(DOCUMENT EXCERPT):
BEGIN

Issue 19055: Clarify docs for re module: why * does not match as many repetitions as possible.

➜

This issue tracker has been migrated to GitHub, and is currently read-only.
For more information, see the GitHub FAQs in the Python's Developer Guide.

This issue has been migrated to GitHub: https://github.com/python/cpython/issues/63255

classification

Title:	Clarify docs for re module: why * does not match as many repetitions as possible.
Type:	enhancement	Stage:	resolved
Components:	Documentation	Versions:	Python 3.4, Python 3.5

process

Status:	closed	Resolution:	works for me
Dependencies:		Superseder:
Assigned To:	docs@python	Nosy List:	Jason.Stumpf, akira, dbenbenn, docs@python, ezio.melotti, janzert, mrabarnett, r.david.murray, serhiy.storchaka
Priority:	normal	Keywords:	easy, patch

Created on 2013-09-19 22:28 by Jason.Stumpf, last changed 2022-04-11 14:57 by admin. This issue is now closed.

Files
File name	Uploaded	Description	Edit
re-docs-repetitions.patch	akira, 2014-08-11 09:29	make Python documentation for '\|' more similar to PCRE and clarify '*' definition	review

Messages (11)
msg198116 - (view)	Author: Jason Stumpf (Jason.Stumpf)	Date: 2013-09-19 22:28
>>> re.match('(a\|ab)',('aba')).group(0) 'a' According to the documentation, the should match as many repetitions as possible. 2 are possible, it matches 1. Reversing the order of the operands of \| changes the behaviour. >>> re.match('(ab\|a)*',('aba')).group(0) 'aba'
msg198119 - (view)	Author: janzert (janzert) *	Date: 2013-09-19 22:52
The documentation on the \| operator in the re module pretty explicitly covers this. http://docs.python.org/2/library/re.html "A\|B, where A and B can be arbitrary REs, creates a regular expression that will match either A or B. An arbitrary number of REs can be separated by the '\|' in this way. This can be used inside groups (see below) as well. As the target string is scanned, REs separated by '\|' are tried from left to right. When one pattern completely matches, that branch is accepted. This means that once A matches, B will not be tested further, even if it would produce a longer overall match. In other words, the '\|' operator is never greedy."

END

(TASKS TO CARRY OUT):
[1] Answer these three questions using the issue page, one answer per line:
(a) Who created the issue, and on what date?
(b) What resolution does the issue page list?
(c) According to the documentation quoted in the second message, in what order are alternatives separated by the bar operator tried?
[2] Write a continuation of the issue page about the re module's bar operator, starting after its final message.
The lines that come next have no role in this work.

[Dataset records]
BEGIN

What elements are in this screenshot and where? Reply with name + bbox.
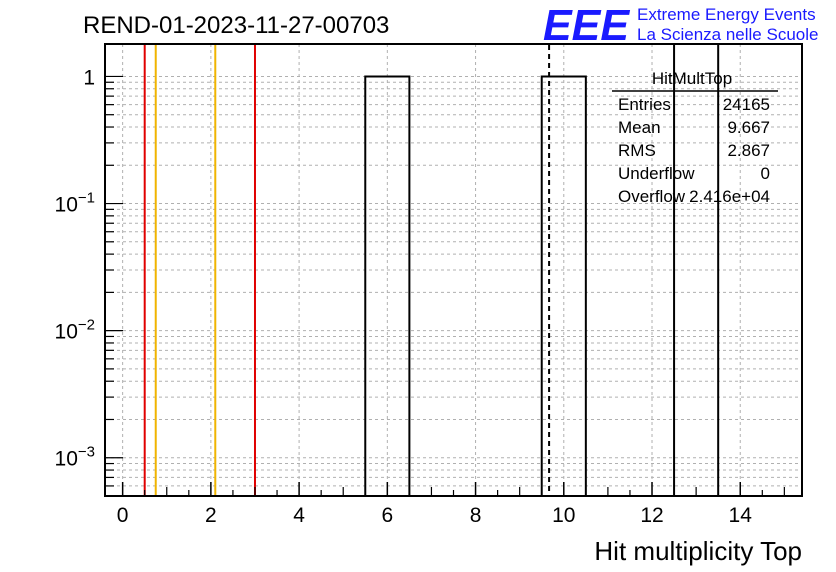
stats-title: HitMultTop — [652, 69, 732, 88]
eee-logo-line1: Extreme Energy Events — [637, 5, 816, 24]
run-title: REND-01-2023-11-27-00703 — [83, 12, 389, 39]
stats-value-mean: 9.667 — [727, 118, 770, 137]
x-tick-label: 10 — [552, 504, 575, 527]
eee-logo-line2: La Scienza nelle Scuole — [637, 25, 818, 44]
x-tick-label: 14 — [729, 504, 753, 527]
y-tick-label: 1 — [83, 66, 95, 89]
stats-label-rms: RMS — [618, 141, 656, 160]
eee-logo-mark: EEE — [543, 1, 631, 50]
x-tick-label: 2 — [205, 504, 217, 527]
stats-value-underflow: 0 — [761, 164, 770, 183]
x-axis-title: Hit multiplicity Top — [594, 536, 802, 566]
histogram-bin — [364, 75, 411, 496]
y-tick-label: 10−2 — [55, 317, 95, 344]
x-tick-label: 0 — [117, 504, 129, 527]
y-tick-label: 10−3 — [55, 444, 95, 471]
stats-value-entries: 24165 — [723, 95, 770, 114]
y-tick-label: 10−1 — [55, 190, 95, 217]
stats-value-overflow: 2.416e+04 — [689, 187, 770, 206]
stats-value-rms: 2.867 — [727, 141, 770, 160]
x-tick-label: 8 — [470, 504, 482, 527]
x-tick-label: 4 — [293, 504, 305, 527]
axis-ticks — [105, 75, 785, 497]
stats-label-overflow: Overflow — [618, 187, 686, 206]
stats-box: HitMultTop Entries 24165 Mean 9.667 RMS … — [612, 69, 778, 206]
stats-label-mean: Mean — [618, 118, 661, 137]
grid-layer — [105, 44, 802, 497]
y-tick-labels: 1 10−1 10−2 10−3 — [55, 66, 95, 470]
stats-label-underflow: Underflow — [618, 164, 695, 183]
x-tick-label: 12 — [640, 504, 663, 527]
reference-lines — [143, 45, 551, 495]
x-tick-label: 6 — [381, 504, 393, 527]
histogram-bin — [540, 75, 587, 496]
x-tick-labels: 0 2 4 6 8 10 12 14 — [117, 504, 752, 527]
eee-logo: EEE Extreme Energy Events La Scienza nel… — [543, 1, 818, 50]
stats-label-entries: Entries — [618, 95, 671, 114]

END

(FINAL RESULTS):
[1]
(a) Jason.Stumpf, on 2013-09-19
(b) works for me
(c) From left to right

[2]
msg198120 - (view)	Author: Jason Stumpf (Jason.Stumpf)	Date: 2013-09-19 23:18
Even with the documentation to \|, the documentation to * is wrong. >>> re.match('(a\|ab)c',('abac')).group(0) 'abac' From the doc: In general, if a string p matches A and another string q matches B, the string pq will match AB. Since '(a\|ab)c' matches 'abac', and 'c' matches 'c', that means '(a\|ab)' matches 'aba'. It does so with 2 repetitions. Thus, in the example from my initial post, it was not matching with as many repetitions as possible. I think what you mean is that attempts to match again after each match of the preceding regular expression.
msg198121 - (view)	Author: Jason Stumpf (Jason.Stumpf)	Date: 2013-09-19 23:29
Sorry, that implication was backwards. I don't think I can prove from just the documentation that '(a\|ab)' can match 'aba' in certain contexts. If the docs said: " attempts to match again after each match of the preceding regular expression." I think it would describe the observed behaviour.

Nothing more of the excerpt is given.